"""

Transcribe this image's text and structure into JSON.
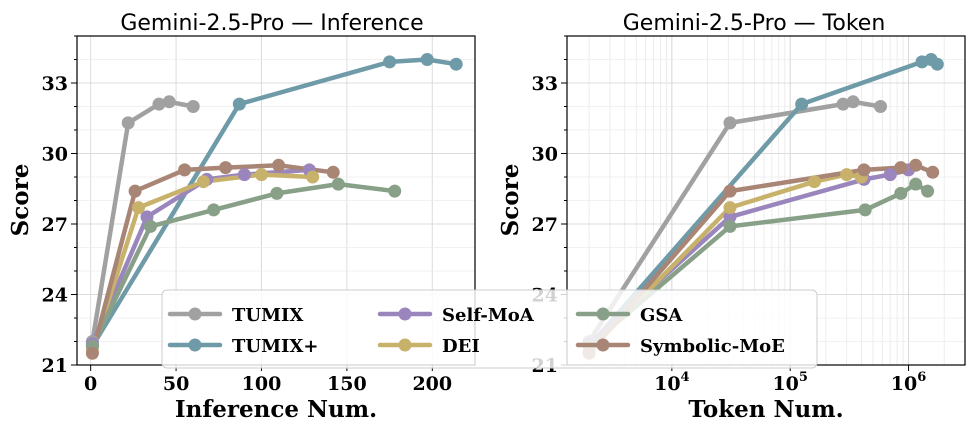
{
  "colors": {
    "TUMIX": "#a1a1a1",
    "TUMIX+": "#6f9aa8",
    "Self-MoA": "#9a86bd",
    "DEI": "#c8b26b",
    "GSA": "#88a088",
    "Symbolic-MoE": "#a98576"
  },
  "legend": {
    "entries": [
      "TUMIX",
      "TUMIX+",
      "Self-MoA",
      "DEI",
      "GSA",
      "Symbolic-MoE"
    ],
    "placement": "lower-center, spanning both panels"
  },
  "chart_data": [
    {
      "type": "line",
      "title": "Gemini-2.5-Pro — Inference",
      "xlabel": "Inference Num.",
      "ylabel": "Score",
      "xscale": "linear",
      "xlim": [
        -8,
        225
      ],
      "ylim": [
        21,
        35
      ],
      "xticks": [
        0,
        50,
        100,
        150,
        200
      ],
      "xtick_labels": [
        "0",
        "50",
        "100",
        "150",
        "200"
      ],
      "yticks": [
        21,
        24,
        27,
        30,
        33
      ],
      "ytick_labels": [
        "21",
        "24",
        "27",
        "30",
        "33"
      ],
      "series": [
        {
          "name": "TUMIX",
          "x": [
            1,
            22,
            40,
            46,
            60
          ],
          "y": [
            22.0,
            31.3,
            32.1,
            32.2,
            32.0
          ]
        },
        {
          "name": "TUMIX+",
          "x": [
            1,
            87,
            175,
            197,
            214
          ],
          "y": [
            21.8,
            32.1,
            33.9,
            34.0,
            33.8
          ]
        },
        {
          "name": "Self-MoA",
          "x": [
            1,
            33,
            68,
            90,
            128
          ],
          "y": [
            21.9,
            27.3,
            28.9,
            29.1,
            29.3
          ]
        },
        {
          "name": "DEI",
          "x": [
            1,
            28,
            66,
            100,
            130
          ],
          "y": [
            21.6,
            27.7,
            28.8,
            29.1,
            29.0
          ]
        },
        {
          "name": "GSA",
          "x": [
            1,
            35,
            72,
            109,
            145,
            178
          ],
          "y": [
            21.8,
            26.9,
            27.6,
            28.3,
            28.7,
            28.4
          ]
        },
        {
          "name": "Symbolic-MoE",
          "x": [
            1,
            26,
            55,
            79,
            110,
            142
          ],
          "y": [
            21.5,
            28.4,
            29.3,
            29.4,
            29.5,
            29.2
          ]
        }
      ]
    },
    {
      "type": "line",
      "title": "Gemini-2.5-Pro — Token",
      "xlabel": "Token Num.",
      "ylabel": "Score",
      "xscale": "log",
      "xlim": [
        1300,
        3000000
      ],
      "ylim": [
        21,
        35
      ],
      "xticks": [
        10000,
        100000,
        1000000
      ],
      "xtick_labels": [
        "10",
        "10",
        "10"
      ],
      "xtick_exponents": [
        "4",
        "5",
        "6"
      ],
      "yticks": [
        21,
        24,
        27,
        30,
        33
      ],
      "ytick_labels": [
        "21",
        "24",
        "27",
        "30",
        "33"
      ],
      "series": [
        {
          "name": "TUMIX",
          "x": [
            2000,
            31000,
            280000,
            340000,
            580000
          ],
          "y": [
            22.0,
            31.3,
            32.1,
            32.2,
            32.0
          ]
        },
        {
          "name": "TUMIX+",
          "x": [
            2000,
            125000,
            1300000,
            1550000,
            1750000
          ],
          "y": [
            21.8,
            32.1,
            33.9,
            34.0,
            33.8
          ]
        },
        {
          "name": "Self-MoA",
          "x": [
            2000,
            31000,
            420000,
            700000,
            1000000
          ],
          "y": [
            21.9,
            27.3,
            28.9,
            29.1,
            29.3
          ]
        },
        {
          "name": "DEI",
          "x": [
            2000,
            31000,
            160000,
            300000,
            400000
          ],
          "y": [
            21.6,
            27.7,
            28.8,
            29.1,
            29.0
          ]
        },
        {
          "name": "GSA",
          "x": [
            2000,
            31000,
            430000,
            860000,
            1150000,
            1450000
          ],
          "y": [
            21.8,
            26.9,
            27.6,
            28.3,
            28.7,
            28.4
          ]
        },
        {
          "name": "Symbolic-MoE",
          "x": [
            2000,
            31000,
            420000,
            860000,
            1150000,
            1600000
          ],
          "y": [
            21.5,
            28.4,
            29.3,
            29.4,
            29.5,
            29.2
          ]
        }
      ]
    }
  ]
}
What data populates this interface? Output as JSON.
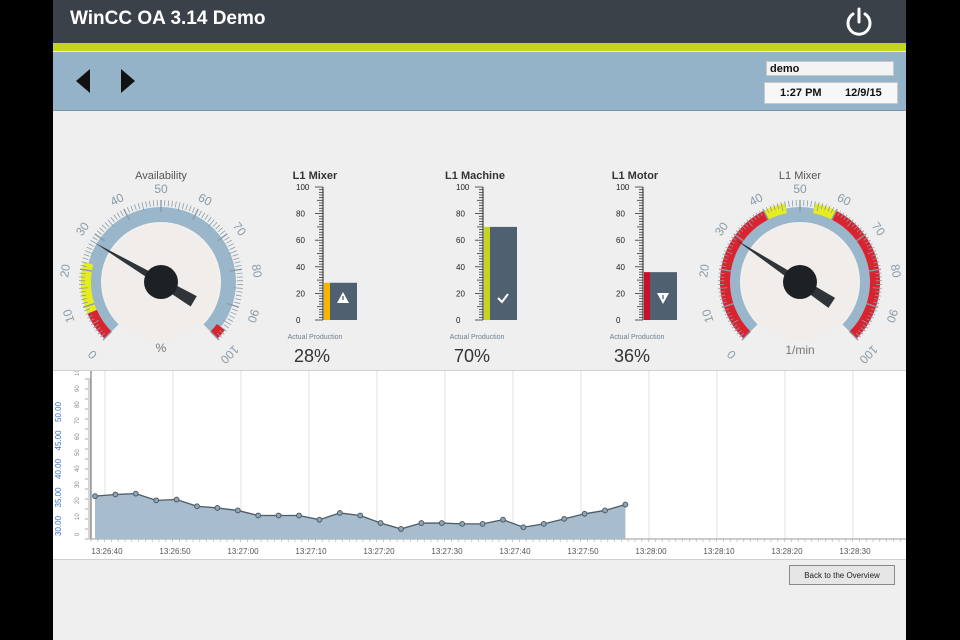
{
  "header": {
    "title": "WinCC OA 3.14 Demo",
    "power_icon": "power-icon"
  },
  "nav": {
    "prev_icon": "triangle-left-icon",
    "next_icon": "triangle-right-icon",
    "user": "demo",
    "time": "1:27 PM",
    "date": "12/9/15"
  },
  "gauges": [
    {
      "title": "Availability",
      "unit": "%",
      "value": 28,
      "ticks": [
        "0",
        "10",
        "20",
        "30",
        "40",
        "50",
        "60",
        "70",
        "80",
        "90",
        "100"
      ]
    },
    {
      "title": "L1 Mixer",
      "unit": "1/min",
      "value": 29,
      "ticks": [
        "0",
        "10",
        "20",
        "30",
        "40",
        "50",
        "60",
        "70",
        "80",
        "90",
        "100"
      ]
    }
  ],
  "bars": [
    {
      "title": "L1 Mixer",
      "caption": "Actual Production",
      "value": 28,
      "value_label": "28%",
      "status_color": "#f5b400",
      "status_icon": "warning-icon"
    },
    {
      "title": "L1 Machine",
      "caption": "Actual Production",
      "value": 70,
      "value_label": "70%",
      "status_color": "#c5d420",
      "status_icon": "checkmark-icon"
    },
    {
      "title": "L1 Motor",
      "caption": "Actual Production",
      "value": 36,
      "value_label": "36%",
      "status_color": "#c8102e",
      "status_icon": "alert-icon"
    }
  ],
  "bar_scale": [
    "100",
    "80",
    "60",
    "40",
    "20",
    "0"
  ],
  "chart_data": {
    "type": "area",
    "y_tick_labels": [
      "30.00",
      "35.00",
      "40.00",
      "45.00",
      "50.00"
    ],
    "ylim": [
      30,
      50
    ],
    "x_tick_labels": [
      "13:26:40",
      "13:26:50",
      "13:27:00",
      "13:27:10",
      "13:27:20",
      "13:27:30",
      "13:27:40",
      "13:27:50",
      "13:28:00",
      "13:28:10",
      "13:28:20",
      "13:28:30"
    ],
    "series": [
      {
        "values": [
          33.6,
          33.8,
          33.9,
          33.1,
          33.2,
          32.4,
          32.2,
          31.9,
          31.3,
          31.3,
          31.3,
          30.8,
          31.6,
          31.3,
          30.4,
          29.7,
          30.4,
          30.4,
          30.3,
          30.3,
          30.8,
          29.9,
          30.3,
          30.9,
          31.5,
          31.9,
          32.6
        ]
      }
    ],
    "colors": {
      "fill": "#a7bccd",
      "line": "#4e5b66"
    }
  },
  "footer": {
    "back_button": "Back to the Overview"
  }
}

"""

In the material above, find each line that contains the word "TUMIX", and select it.

    "TUMIX": "#a1a1a1",
    "TUMIX+": "#6f9aa8",
      "TUMIX",
      "TUMIX+",
          "name": "TUMIX",
          "name": "TUMIX+",
          "name": "TUMIX",
          "name": "TUMIX+",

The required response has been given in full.